Copy, from the entries below, each line in which the string "title" appears.

[Entries with figure data]
+++

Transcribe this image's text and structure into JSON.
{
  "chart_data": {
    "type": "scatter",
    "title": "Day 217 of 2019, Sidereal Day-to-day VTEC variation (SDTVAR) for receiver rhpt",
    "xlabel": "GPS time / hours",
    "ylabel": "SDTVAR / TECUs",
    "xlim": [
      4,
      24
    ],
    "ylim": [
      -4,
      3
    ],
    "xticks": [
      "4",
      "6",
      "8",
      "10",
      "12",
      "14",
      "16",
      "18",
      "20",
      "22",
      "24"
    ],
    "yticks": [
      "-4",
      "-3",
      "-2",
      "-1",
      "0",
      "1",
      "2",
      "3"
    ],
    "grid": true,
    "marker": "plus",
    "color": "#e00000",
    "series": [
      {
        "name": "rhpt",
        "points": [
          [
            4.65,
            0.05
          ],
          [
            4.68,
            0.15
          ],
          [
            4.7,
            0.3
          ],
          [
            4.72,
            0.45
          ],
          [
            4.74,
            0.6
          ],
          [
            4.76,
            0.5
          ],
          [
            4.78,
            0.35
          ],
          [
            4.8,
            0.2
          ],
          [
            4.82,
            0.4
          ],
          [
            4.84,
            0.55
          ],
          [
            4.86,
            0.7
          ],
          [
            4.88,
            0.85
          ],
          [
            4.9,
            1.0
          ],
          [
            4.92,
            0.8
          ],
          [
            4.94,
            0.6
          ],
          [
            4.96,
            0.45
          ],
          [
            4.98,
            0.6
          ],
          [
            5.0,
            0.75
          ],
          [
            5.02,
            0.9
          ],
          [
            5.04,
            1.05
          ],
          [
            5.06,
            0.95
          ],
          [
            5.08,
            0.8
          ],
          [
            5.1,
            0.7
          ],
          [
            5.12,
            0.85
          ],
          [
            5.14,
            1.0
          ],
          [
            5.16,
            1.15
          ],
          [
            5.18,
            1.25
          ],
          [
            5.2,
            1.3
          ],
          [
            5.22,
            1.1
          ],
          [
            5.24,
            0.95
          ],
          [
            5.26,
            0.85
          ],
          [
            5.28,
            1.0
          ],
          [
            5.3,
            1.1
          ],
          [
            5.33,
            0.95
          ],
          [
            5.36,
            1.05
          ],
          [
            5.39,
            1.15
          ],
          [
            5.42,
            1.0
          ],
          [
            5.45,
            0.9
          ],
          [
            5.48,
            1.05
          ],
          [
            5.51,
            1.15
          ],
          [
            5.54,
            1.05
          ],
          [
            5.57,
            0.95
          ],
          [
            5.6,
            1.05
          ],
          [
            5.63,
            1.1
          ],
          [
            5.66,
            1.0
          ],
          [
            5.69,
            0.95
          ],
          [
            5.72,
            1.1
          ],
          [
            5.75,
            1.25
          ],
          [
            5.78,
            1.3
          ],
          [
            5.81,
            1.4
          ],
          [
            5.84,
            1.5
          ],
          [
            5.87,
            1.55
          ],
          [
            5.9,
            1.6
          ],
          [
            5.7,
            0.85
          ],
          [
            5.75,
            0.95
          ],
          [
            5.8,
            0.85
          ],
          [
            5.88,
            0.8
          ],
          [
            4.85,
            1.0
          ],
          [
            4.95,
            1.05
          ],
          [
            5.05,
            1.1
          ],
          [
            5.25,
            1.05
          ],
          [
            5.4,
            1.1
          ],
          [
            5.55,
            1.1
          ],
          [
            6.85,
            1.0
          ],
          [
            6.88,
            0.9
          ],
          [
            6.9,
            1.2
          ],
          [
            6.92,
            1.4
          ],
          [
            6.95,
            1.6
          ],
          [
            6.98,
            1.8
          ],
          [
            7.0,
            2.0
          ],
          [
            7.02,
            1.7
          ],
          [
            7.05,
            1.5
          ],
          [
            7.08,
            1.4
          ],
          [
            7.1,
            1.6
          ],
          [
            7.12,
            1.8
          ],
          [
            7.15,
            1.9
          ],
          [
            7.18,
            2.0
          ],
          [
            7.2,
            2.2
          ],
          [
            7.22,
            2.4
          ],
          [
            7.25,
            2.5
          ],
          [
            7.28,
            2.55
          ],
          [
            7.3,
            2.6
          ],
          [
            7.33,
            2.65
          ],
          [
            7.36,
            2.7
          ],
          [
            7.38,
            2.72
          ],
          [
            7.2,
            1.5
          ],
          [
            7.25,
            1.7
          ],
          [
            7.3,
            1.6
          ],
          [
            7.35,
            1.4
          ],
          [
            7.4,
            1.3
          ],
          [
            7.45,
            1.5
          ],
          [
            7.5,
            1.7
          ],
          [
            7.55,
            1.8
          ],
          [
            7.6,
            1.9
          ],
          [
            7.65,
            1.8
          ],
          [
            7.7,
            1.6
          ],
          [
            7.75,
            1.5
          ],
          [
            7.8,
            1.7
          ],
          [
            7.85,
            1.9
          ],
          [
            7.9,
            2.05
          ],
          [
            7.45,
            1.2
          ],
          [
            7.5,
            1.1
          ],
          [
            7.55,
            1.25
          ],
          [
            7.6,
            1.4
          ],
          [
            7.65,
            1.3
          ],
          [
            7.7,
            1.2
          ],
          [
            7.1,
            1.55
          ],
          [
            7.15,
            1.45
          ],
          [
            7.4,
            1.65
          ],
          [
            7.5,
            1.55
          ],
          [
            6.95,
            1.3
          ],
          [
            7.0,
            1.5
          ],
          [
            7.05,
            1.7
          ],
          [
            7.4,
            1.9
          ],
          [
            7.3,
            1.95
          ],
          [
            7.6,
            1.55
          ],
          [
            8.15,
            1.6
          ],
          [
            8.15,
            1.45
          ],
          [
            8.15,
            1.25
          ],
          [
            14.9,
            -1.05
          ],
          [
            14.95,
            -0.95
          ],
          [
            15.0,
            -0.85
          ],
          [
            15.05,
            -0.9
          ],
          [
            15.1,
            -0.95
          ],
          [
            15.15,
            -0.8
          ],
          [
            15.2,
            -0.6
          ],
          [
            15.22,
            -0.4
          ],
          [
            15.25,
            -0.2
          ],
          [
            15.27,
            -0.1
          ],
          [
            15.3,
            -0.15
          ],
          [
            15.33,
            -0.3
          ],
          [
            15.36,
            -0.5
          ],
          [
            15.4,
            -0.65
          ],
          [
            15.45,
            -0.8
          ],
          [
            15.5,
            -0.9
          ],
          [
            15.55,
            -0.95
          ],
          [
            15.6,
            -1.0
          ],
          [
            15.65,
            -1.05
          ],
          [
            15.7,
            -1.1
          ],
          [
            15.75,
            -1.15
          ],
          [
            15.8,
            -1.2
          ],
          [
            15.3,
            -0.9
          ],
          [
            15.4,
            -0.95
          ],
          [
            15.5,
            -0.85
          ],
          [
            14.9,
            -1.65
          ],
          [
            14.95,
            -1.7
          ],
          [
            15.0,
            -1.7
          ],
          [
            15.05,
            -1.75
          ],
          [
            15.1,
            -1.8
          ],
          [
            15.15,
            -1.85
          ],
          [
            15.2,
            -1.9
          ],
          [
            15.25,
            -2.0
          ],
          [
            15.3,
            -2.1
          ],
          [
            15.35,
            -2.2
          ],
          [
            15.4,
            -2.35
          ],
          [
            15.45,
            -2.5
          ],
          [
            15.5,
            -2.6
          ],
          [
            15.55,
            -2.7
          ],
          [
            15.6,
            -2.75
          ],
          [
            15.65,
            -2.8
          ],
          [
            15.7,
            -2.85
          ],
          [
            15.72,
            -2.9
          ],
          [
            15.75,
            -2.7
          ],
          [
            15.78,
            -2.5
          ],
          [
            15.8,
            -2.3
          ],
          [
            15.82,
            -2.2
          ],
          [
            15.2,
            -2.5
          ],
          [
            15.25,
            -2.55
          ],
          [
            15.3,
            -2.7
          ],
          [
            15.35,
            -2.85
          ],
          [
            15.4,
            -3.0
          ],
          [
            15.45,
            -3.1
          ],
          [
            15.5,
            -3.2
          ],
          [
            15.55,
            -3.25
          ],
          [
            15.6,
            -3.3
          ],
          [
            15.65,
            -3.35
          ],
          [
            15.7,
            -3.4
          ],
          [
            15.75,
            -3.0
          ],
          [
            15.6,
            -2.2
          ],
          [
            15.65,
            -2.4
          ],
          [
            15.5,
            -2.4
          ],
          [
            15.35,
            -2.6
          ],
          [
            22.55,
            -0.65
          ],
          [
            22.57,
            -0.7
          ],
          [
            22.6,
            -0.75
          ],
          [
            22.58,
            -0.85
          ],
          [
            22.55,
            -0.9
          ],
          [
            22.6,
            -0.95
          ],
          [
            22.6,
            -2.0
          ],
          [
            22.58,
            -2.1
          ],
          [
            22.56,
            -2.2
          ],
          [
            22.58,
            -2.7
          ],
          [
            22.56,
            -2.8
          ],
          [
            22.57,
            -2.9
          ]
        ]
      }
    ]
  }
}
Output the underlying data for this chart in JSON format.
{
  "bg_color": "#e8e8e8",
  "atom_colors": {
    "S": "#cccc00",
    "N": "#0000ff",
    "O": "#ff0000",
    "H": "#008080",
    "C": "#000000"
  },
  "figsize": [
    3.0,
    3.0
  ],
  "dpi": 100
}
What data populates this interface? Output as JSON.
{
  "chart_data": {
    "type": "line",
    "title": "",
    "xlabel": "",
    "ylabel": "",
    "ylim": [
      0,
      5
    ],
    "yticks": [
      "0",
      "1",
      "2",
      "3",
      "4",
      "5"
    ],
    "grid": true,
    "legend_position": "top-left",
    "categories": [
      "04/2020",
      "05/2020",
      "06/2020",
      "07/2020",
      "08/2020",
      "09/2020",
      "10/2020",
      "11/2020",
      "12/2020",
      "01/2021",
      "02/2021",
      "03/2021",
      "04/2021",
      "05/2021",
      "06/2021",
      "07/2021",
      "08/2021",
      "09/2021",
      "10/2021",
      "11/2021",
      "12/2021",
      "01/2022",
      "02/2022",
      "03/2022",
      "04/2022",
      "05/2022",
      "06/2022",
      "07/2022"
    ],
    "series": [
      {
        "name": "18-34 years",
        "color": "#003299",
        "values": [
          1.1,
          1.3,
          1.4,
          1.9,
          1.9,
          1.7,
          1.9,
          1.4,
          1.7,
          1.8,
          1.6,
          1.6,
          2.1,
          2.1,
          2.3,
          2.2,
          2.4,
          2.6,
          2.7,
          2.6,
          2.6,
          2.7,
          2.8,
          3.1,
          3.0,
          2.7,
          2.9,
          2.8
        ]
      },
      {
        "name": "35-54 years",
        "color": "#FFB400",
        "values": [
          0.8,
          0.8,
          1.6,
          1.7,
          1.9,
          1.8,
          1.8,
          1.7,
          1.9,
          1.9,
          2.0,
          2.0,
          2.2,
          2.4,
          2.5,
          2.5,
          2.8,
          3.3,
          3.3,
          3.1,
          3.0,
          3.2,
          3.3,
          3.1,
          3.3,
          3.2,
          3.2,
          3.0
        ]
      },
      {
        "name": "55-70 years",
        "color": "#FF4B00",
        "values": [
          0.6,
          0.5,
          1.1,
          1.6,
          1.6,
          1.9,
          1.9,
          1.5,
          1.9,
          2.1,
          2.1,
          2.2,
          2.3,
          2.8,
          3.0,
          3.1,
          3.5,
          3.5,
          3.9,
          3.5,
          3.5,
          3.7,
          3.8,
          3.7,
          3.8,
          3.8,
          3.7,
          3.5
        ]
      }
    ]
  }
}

+++

Exercise solution =>
    "title": "Day 217 of 2019, Sidereal Day-to-day VTEC variation (SDTVAR) for receiver rhpt",
    "title": "",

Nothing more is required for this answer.